### SUPPLIED MATERIAL
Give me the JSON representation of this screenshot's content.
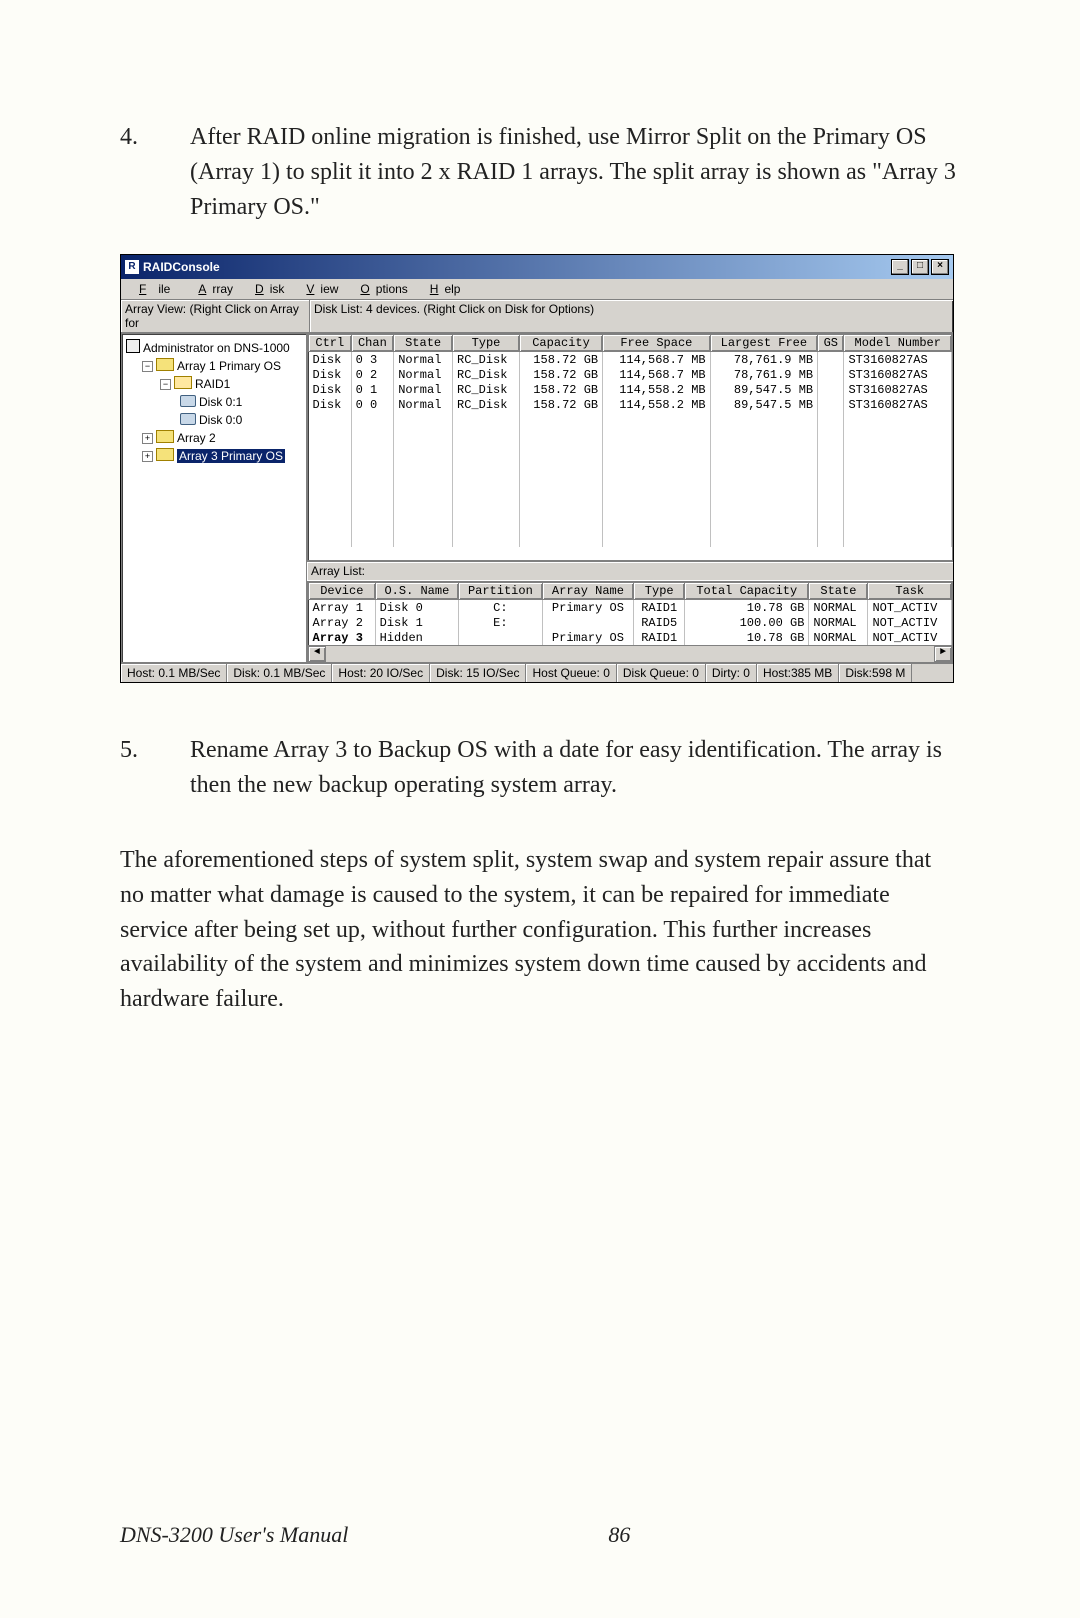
{
  "step4": {
    "num": "4.",
    "text": "After RAID online migration is finished, use Mirror Split on the Primary OS (Array 1) to split it into 2 x RAID 1 arrays. The split array is shown as \"Array 3 Primary OS.\""
  },
  "step5": {
    "num": "5.",
    "text": "Rename Array 3 to Backup OS with a date for easy identification. The array is then the new backup operating system array."
  },
  "paragraph": "The aforementioned steps of system split, system swap and system repair assure that no matter what damage is caused to the system, it can be repaired for immediate service after being set up, without further configuration. This further increases availability of the system and minimizes system down time caused by accidents and hardware failure.",
  "footer": {
    "left": "DNS-3200 User's Manual",
    "page": "86"
  },
  "win": {
    "title": "RAIDConsole",
    "menus": [
      "File",
      "Array",
      "Disk",
      "View",
      "Options",
      "Help"
    ],
    "leftLabel": "Array View: (Right Click on Array for",
    "rightLabel": "Disk List: 4 devices.  (Right Click on Disk for Options)",
    "tree": {
      "root": "Administrator on DNS-1000",
      "a1": "Array 1  Primary OS",
      "raid": "RAID1",
      "d01": "Disk 0:1",
      "d00": "Disk 0:0",
      "a2": "Array 2",
      "a3": "Array 3  Primary OS"
    },
    "diskCols": [
      "Ctrl",
      "Chan",
      "State",
      "Type",
      "Capacity",
      "Free Space",
      "Largest Free",
      "GS",
      "Model Number"
    ],
    "diskRows": [
      [
        "Disk",
        "0 3",
        "Normal",
        "RC_Disk",
        "158.72 GB",
        "114,568.7 MB",
        "78,761.9 MB",
        "",
        "ST3160827AS"
      ],
      [
        "Disk",
        "0 2",
        "Normal",
        "RC_Disk",
        "158.72 GB",
        "114,568.7 MB",
        "78,761.9 MB",
        "",
        "ST3160827AS"
      ],
      [
        "Disk",
        "0 1",
        "Normal",
        "RC_Disk",
        "158.72 GB",
        "114,558.2 MB",
        "89,547.5 MB",
        "",
        "ST3160827AS"
      ],
      [
        "Disk",
        "0 0",
        "Normal",
        "RC_Disk",
        "158.72 GB",
        "114,558.2 MB",
        "89,547.5 MB",
        "",
        "ST3160827AS"
      ]
    ],
    "arrayLabel": "Array List:",
    "arrayCols": [
      "Device",
      "O.S. Name",
      "Partition",
      "Array Name",
      "Type",
      "Total Capacity",
      "State",
      "Task"
    ],
    "arrayRows": [
      {
        "dev": "Array 1",
        "os": "Disk 0",
        "part": "C:",
        "name": "Primary OS",
        "type": "RAID1",
        "cap": "10.78 GB",
        "state": "NORMAL",
        "task": "NOT_ACTIV",
        "bold": false
      },
      {
        "dev": "Array 2",
        "os": "Disk 1",
        "part": "E:",
        "name": "",
        "type": "RAID5",
        "cap": "100.00 GB",
        "state": "NORMAL",
        "task": "NOT_ACTIV",
        "bold": false
      },
      {
        "dev": "Array 3",
        "os": "Hidden",
        "part": "",
        "name": "Primary OS",
        "type": "RAID1",
        "cap": "10.78 GB",
        "state": "NORMAL",
        "task": "NOT_ACTIV",
        "bold": true
      }
    ],
    "status": [
      "Host: 0.1 MB/Sec",
      "Disk: 0.1 MB/Sec",
      "Host: 20 IO/Sec",
      "Disk: 15 IO/Sec",
      "Host Queue: 0",
      "Disk Queue: 0",
      "Dirty: 0",
      "Host:385 MB",
      "Disk:598 M"
    ]
  }
}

### WHAT IS BEING ASKED
Transcribe the records verbatim and omit the images.

### SOLUTION TO THE EXERCISE
Give me the JSON representation of this screenshot's content.
{
  "step4": {
    "num": "4.",
    "text": "After RAID online migration is finished, use Mirror Split on the Primary OS (Array 1) to split it into 2 x RAID 1 arrays. The split array is shown as \"Array 3 Primary OS.\""
  },
  "step5": {
    "num": "5.",
    "text": "Rename Array 3 to Backup OS with a date for easy identification. The array is then the new backup operating system array."
  },
  "paragraph": "The aforementioned steps of system split, system swap and system repair assure that no matter what damage is caused to the system, it can be repaired for immediate service after being set up, without further configuration. This further increases availability of the system and minimizes system down time caused by accidents and hardware failure.",
  "footer": {
    "left": "DNS-3200 User's Manual",
    "page": "86"
  },
  "win": {
    "title": "RAIDConsole",
    "menus": [
      "File",
      "Array",
      "Disk",
      "View",
      "Options",
      "Help"
    ],
    "leftLabel": "Array View: (Right Click on Array for",
    "rightLabel": "Disk List: 4 devices.  (Right Click on Disk for Options)",
    "tree": {
      "root": "Administrator on DNS-1000",
      "a1": "Array 1  Primary OS",
      "raid": "RAID1",
      "d01": "Disk 0:1",
      "d00": "Disk 0:0",
      "a2": "Array 2",
      "a3": "Array 3  Primary OS"
    },
    "diskCols": [
      "Ctrl",
      "Chan",
      "State",
      "Type",
      "Capacity",
      "Free Space",
      "Largest Free",
      "GS",
      "Model Number"
    ],
    "diskRows": [
      [
        "Disk",
        "0 3",
        "Normal",
        "RC_Disk",
        "158.72 GB",
        "114,568.7 MB",
        "78,761.9 MB",
        "",
        "ST3160827AS"
      ],
      [
        "Disk",
        "0 2",
        "Normal",
        "RC_Disk",
        "158.72 GB",
        "114,568.7 MB",
        "78,761.9 MB",
        "",
        "ST3160827AS"
      ],
      [
        "Disk",
        "0 1",
        "Normal",
        "RC_Disk",
        "158.72 GB",
        "114,558.2 MB",
        "89,547.5 MB",
        "",
        "ST3160827AS"
      ],
      [
        "Disk",
        "0 0",
        "Normal",
        "RC_Disk",
        "158.72 GB",
        "114,558.2 MB",
        "89,547.5 MB",
        "",
        "ST3160827AS"
      ]
    ],
    "arrayLabel": "Array List:",
    "arrayCols": [
      "Device",
      "O.S. Name",
      "Partition",
      "Array Name",
      "Type",
      "Total Capacity",
      "State",
      "Task"
    ],
    "arrayRows": [
      {
        "dev": "Array 1",
        "os": "Disk 0",
        "part": "C:",
        "name": "Primary OS",
        "type": "RAID1",
        "cap": "10.78 GB",
        "state": "NORMAL",
        "task": "NOT_ACTIV",
        "bold": false
      },
      {
        "dev": "Array 2",
        "os": "Disk 1",
        "part": "E:",
        "name": "",
        "type": "RAID5",
        "cap": "100.00 GB",
        "state": "NORMAL",
        "task": "NOT_ACTIV",
        "bold": false
      },
      {
        "dev": "Array 3",
        "os": "Hidden",
        "part": "",
        "name": "Primary OS",
        "type": "RAID1",
        "cap": "10.78 GB",
        "state": "NORMAL",
        "task": "NOT_ACTIV",
        "bold": true
      }
    ],
    "status": [
      "Host: 0.1 MB/Sec",
      "Disk: 0.1 MB/Sec",
      "Host: 20 IO/Sec",
      "Disk: 15 IO/Sec",
      "Host Queue: 0",
      "Disk Queue: 0",
      "Dirty: 0",
      "Host:385 MB",
      "Disk:598 M"
    ]
  }
}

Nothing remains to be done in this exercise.